PROBLEM DESCRIPTION: Reproduce the full listing below unchanged, apart from the pictures.

MATERIAL FOR THIS EXERCISE:
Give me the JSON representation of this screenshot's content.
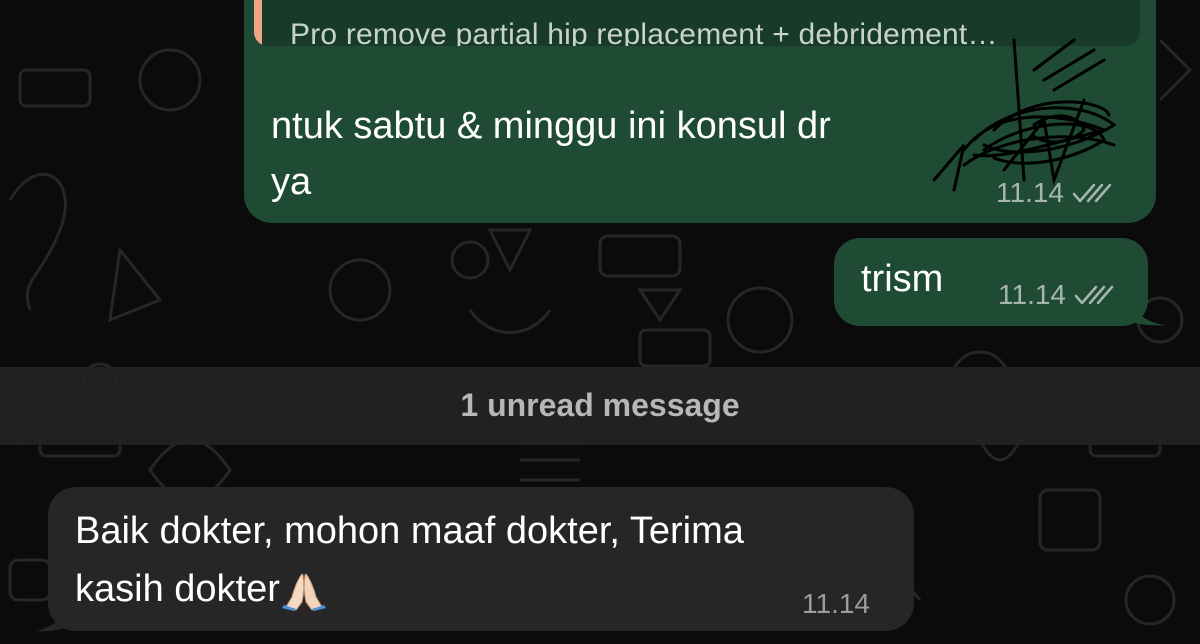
{
  "messages": {
    "outgoing_reply": {
      "quoted_preview": "Pro remove partial hip replacement + debridement…",
      "text": "ntuk sabtu & minggu ini konsul dr",
      "text_line2": "ya",
      "time": "11.14",
      "status": "read"
    },
    "outgoing_trism": {
      "text": "trism",
      "time": "11.14",
      "status": "read"
    },
    "unread_separator": "1 unread message",
    "incoming": {
      "text_line1": "Baik dokter, mohon maaf dokter, Terima",
      "text_line2": "kasih dokter",
      "emoji": "folded-hands",
      "time": "11.14"
    }
  },
  "colors": {
    "background": "#0b0b0b",
    "outgoing_bubble": "#1f4a34",
    "quote_box": "#183a29",
    "quote_accent": "#f1a68a",
    "incoming_bubble": "#262626",
    "unread_band": "#232323",
    "meta_text": "#a7b6ac"
  }
}
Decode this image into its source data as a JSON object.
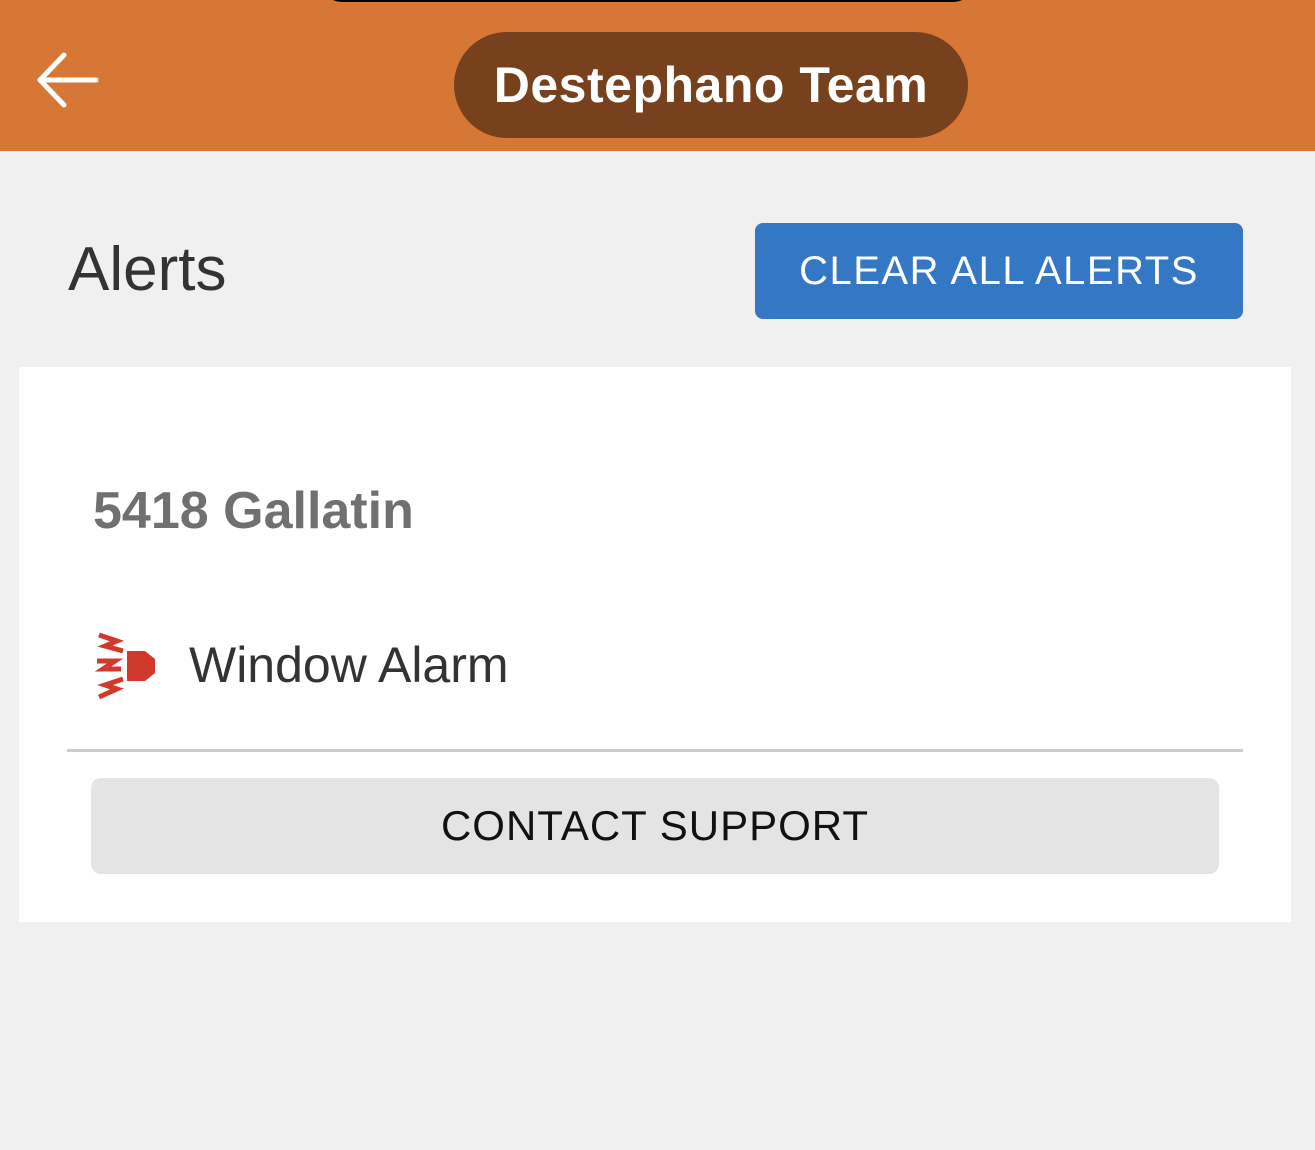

WRITTEN SOLUTION:
Give me the JSON representation of this screenshot's content.
{
  "messages": {
    "outgoing_reply": {
      "quoted_preview": "Pro remove partial hip replacement + debridement…",
      "text": "ntuk sabtu & minggu ini konsul dr",
      "text_line2": "ya",
      "time": "11.14",
      "status": "read"
    },
    "outgoing_trism": {
      "text": "trism",
      "time": "11.14",
      "status": "read"
    },
    "unread_separator": "1 unread message",
    "incoming": {
      "text_line1": "Baik dokter, mohon maaf dokter, Terima",
      "text_line2": "kasih dokter",
      "emoji": "folded-hands",
      "time": "11.14"
    }
  },
  "colors": {
    "background": "#0b0b0b",
    "outgoing_bubble": "#1f4a34",
    "quote_box": "#183a29",
    "quote_accent": "#f1a68a",
    "incoming_bubble": "#262626",
    "unread_band": "#232323",
    "meta_text": "#a7b6ac"
  }
}
Decode this image into its source data as a JSON object.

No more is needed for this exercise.